start

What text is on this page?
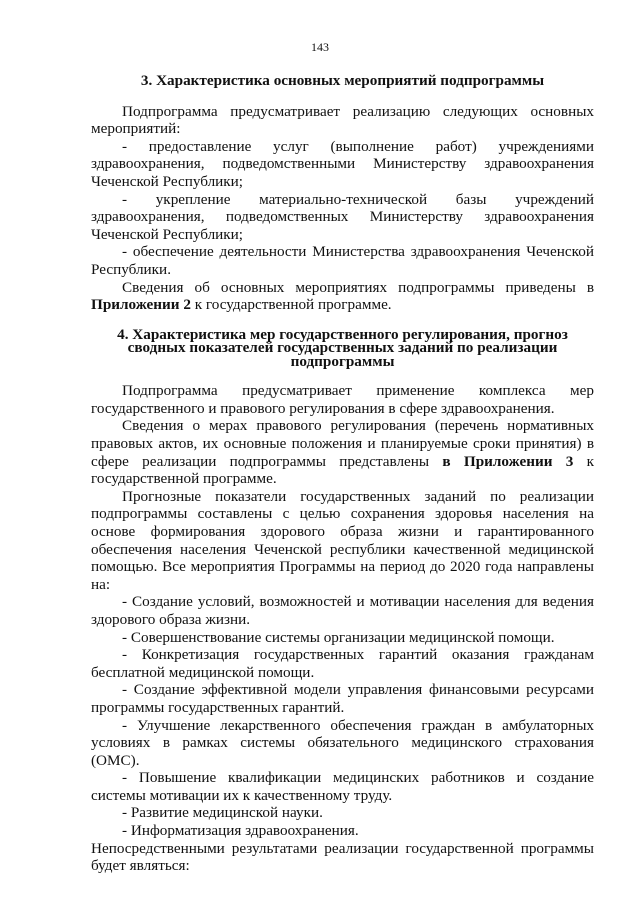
143
3. Характеристика основных мероприятий подпрограммы

Подпрограмма предусматривает реализацию следующих основных мероприятий:

- предоставление услуг (выполнение работ) учреждениями здравоохранения, подведомственными Министерству здравоохранения Чеченской Республики;

- укрепление материально-технической базы учреждений здравоохранения, подведомственных Министерству здравоохранения Чеченской Республики;

- обеспечение деятельности Министерства здравоохранения Чеченской Республики.

Сведения об основных мероприятиях подпрограммы приведены в Приложении 2 к государственной программе.

4. Характеристика мер государственного регулирования, прогноз сводных показателей государственных заданий по реализации подпрограммы

Подпрограмма предусматривает применение комплекса мер государственного и правового регулирования в сфере здравоохранения.

Сведения о мерах правового регулирования (перечень нормативных правовых актов, их основные положения и планируемые сроки принятия) в сфере реализации подпрограммы представлены в Приложении 3 к государственной программе.

Прогнозные показатели государственных заданий по реализации подпрограммы составлены с целью сохранения здоровья населения на основе формирования здорового образа жизни и гарантированного обеспечения населения Чеченской республики качественной медицинской помощью. Все мероприятия Программы на период до 2020 года направлены на:

- Создание условий, возможностей и мотивации населения для ведения здорового образа жизни.

- Совершенствование системы организации медицинской помощи.

- Конкретизация государственных гарантий оказания гражданам бесплатной медицинской помощи.

- Создание эффективной модели управления финансовыми ресурсами программы государственных гарантий.

- Улучшение лекарственного обеспечения граждан в амбулаторных условиях в рамках системы обязательного медицинского страхования (ОМС).

- Повышение квалификации медицинских работников и создание системы мотивации их к качественному труду.

- Развитие медицинской науки.

- Информатизация здравоохранения.

Непосредственными результатами реализации государственной программы будет являться:
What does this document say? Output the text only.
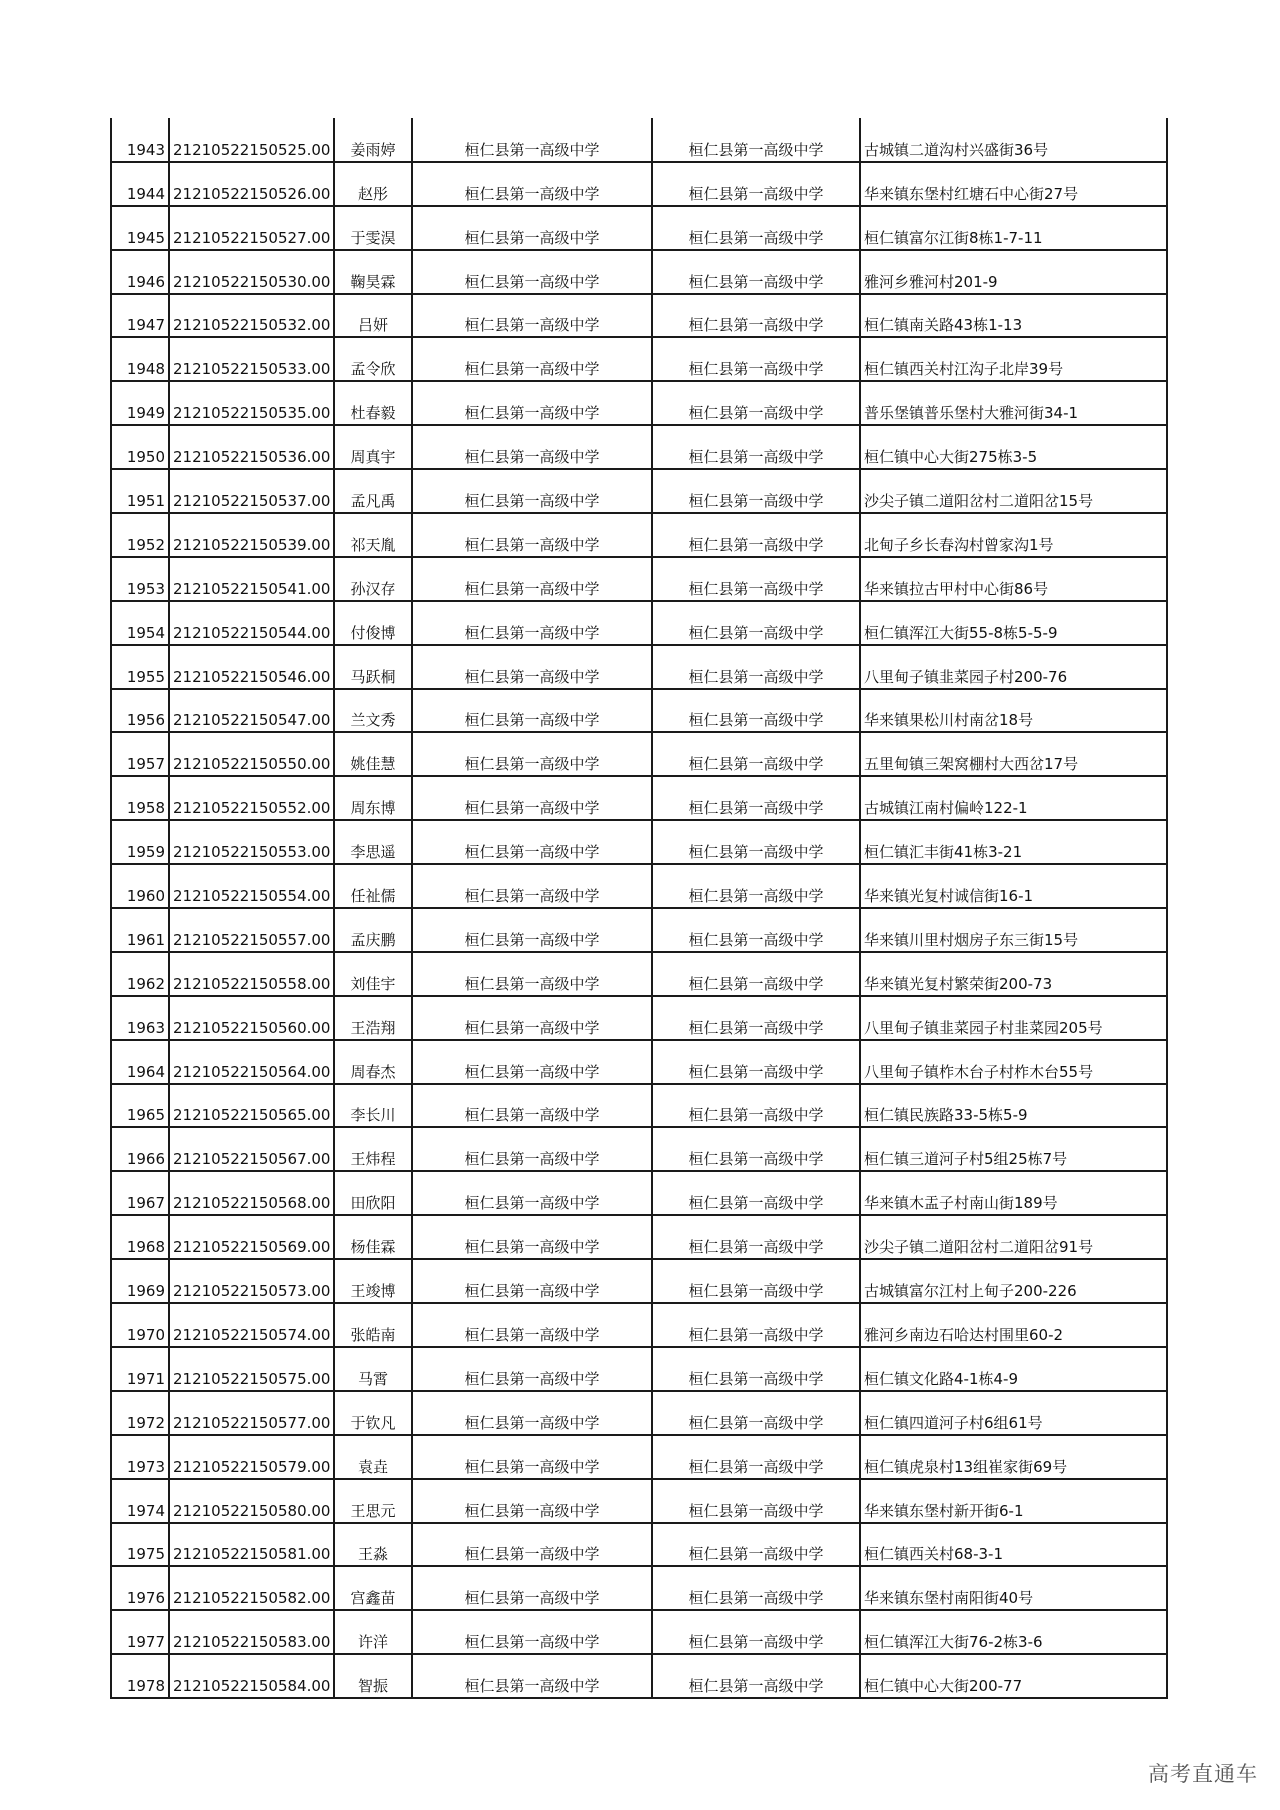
1943	21210522150525.00	姜雨婷	桓仁县第一高级中学	桓仁县第一高级中学	古城镇二道沟村兴盛街36号
1944	21210522150526.00	赵彤	桓仁县第一高级中学	桓仁县第一高级中学	华来镇东堡村红塘石中心街27号
1945	21210522150527.00	于雯淏	桓仁县第一高级中学	桓仁县第一高级中学	桓仁镇富尔江街8栋1-7-11
1946	21210522150530.00	鞠昊霖	桓仁县第一高级中学	桓仁县第一高级中学	雅河乡雅河村201-9
1947	21210522150532.00	吕妍	桓仁县第一高级中学	桓仁县第一高级中学	桓仁镇南关路43栋1-13
1948	21210522150533.00	孟令欣	桓仁县第一高级中学	桓仁县第一高级中学	桓仁镇西关村江沟子北岸39号
1949	21210522150535.00	杜春毅	桓仁县第一高级中学	桓仁县第一高级中学	普乐堡镇普乐堡村大雅河街34-1
1950	21210522150536.00	周真宇	桓仁县第一高级中学	桓仁县第一高级中学	桓仁镇中心大街275栋3-5
1951	21210522150537.00	孟凡禹	桓仁县第一高级中学	桓仁县第一高级中学	沙尖子镇二道阳岔村二道阳岔15号
1952	21210522150539.00	祁天胤	桓仁县第一高级中学	桓仁县第一高级中学	北甸子乡长春沟村曾家沟1号
1953	21210522150541.00	孙汉存	桓仁县第一高级中学	桓仁县第一高级中学	华来镇拉古甲村中心街86号
1954	21210522150544.00	付俊博	桓仁县第一高级中学	桓仁县第一高级中学	桓仁镇浑江大街55-8栋5-5-9
1955	21210522150546.00	马跃桐	桓仁县第一高级中学	桓仁县第一高级中学	八里甸子镇韭菜园子村200-76
1956	21210522150547.00	兰文秀	桓仁县第一高级中学	桓仁县第一高级中学	华来镇果松川村南岔18号
1957	21210522150550.00	姚佳慧	桓仁县第一高级中学	桓仁县第一高级中学	五里甸镇三架窝棚村大西岔17号
1958	21210522150552.00	周东博	桓仁县第一高级中学	桓仁县第一高级中学	古城镇江南村偏岭122-1
1959	21210522150553.00	李思遥	桓仁县第一高级中学	桓仁县第一高级中学	桓仁镇汇丰街41栋3-21
1960	21210522150554.00	任祉儒	桓仁县第一高级中学	桓仁县第一高级中学	华来镇光复村诚信街16-1
1961	21210522150557.00	孟庆鹏	桓仁县第一高级中学	桓仁县第一高级中学	华来镇川里村烟房子东三街15号
1962	21210522150558.00	刘佳宇	桓仁县第一高级中学	桓仁县第一高级中学	华来镇光复村繁荣街200-73
1963	21210522150560.00	王浩翔	桓仁县第一高级中学	桓仁县第一高级中学	八里甸子镇韭菜园子村韭菜园205号
1964	21210522150564.00	周春杰	桓仁县第一高级中学	桓仁县第一高级中学	八里甸子镇柞木台子村柞木台55号
1965	21210522150565.00	李长川	桓仁县第一高级中学	桓仁县第一高级中学	桓仁镇民族路33-5栋5-9
1966	21210522150567.00	王炜程	桓仁县第一高级中学	桓仁县第一高级中学	桓仁镇三道河子村5组25栋7号
1967	21210522150568.00	田欣阳	桓仁县第一高级中学	桓仁县第一高级中学	华来镇木盂子村南山街189号
1968	21210522150569.00	杨佳霖	桓仁县第一高级中学	桓仁县第一高级中学	沙尖子镇二道阳岔村二道阳岔91号
1969	21210522150573.00	王竣博	桓仁县第一高级中学	桓仁县第一高级中学	古城镇富尔江村上甸子200-226
1970	21210522150574.00	张皓南	桓仁县第一高级中学	桓仁县第一高级中学	雅河乡南边石哈达村围里60-2
1971	21210522150575.00	马霄	桓仁县第一高级中学	桓仁县第一高级中学	桓仁镇文化路4-1栋4-9
1972	21210522150577.00	于钦凡	桓仁县第一高级中学	桓仁县第一高级中学	桓仁镇四道河子村6组61号
1973	21210522150579.00	袁垚	桓仁县第一高级中学	桓仁县第一高级中学	桓仁镇虎泉村13组崔家街69号
1974	21210522150580.00	王思元	桓仁县第一高级中学	桓仁县第一高级中学	华来镇东堡村新开街6-1
1975	21210522150581.00	王淼	桓仁县第一高级中学	桓仁县第一高级中学	桓仁镇西关村68-3-1
1976	21210522150582.00	宫鑫苗	桓仁县第一高级中学	桓仁县第一高级中学	华来镇东堡村南阳街40号
1977	21210522150583.00	许洋	桓仁县第一高级中学	桓仁县第一高级中学	桓仁镇浑江大街76-2栋3-6
1978	21210522150584.00	智振	桓仁县第一高级中学	桓仁县第一高级中学	桓仁镇中心大街200-77
高考直通车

end

● TASK PROMPT:
Find all lines where the word "мероприятий" appears. Copy them.

● ANSWER TO THE PROBLEM:
3. Характеристика основных мероприятий подпрограммы
Подпрограмма предусматривает реализацию следующих основных мероприятий:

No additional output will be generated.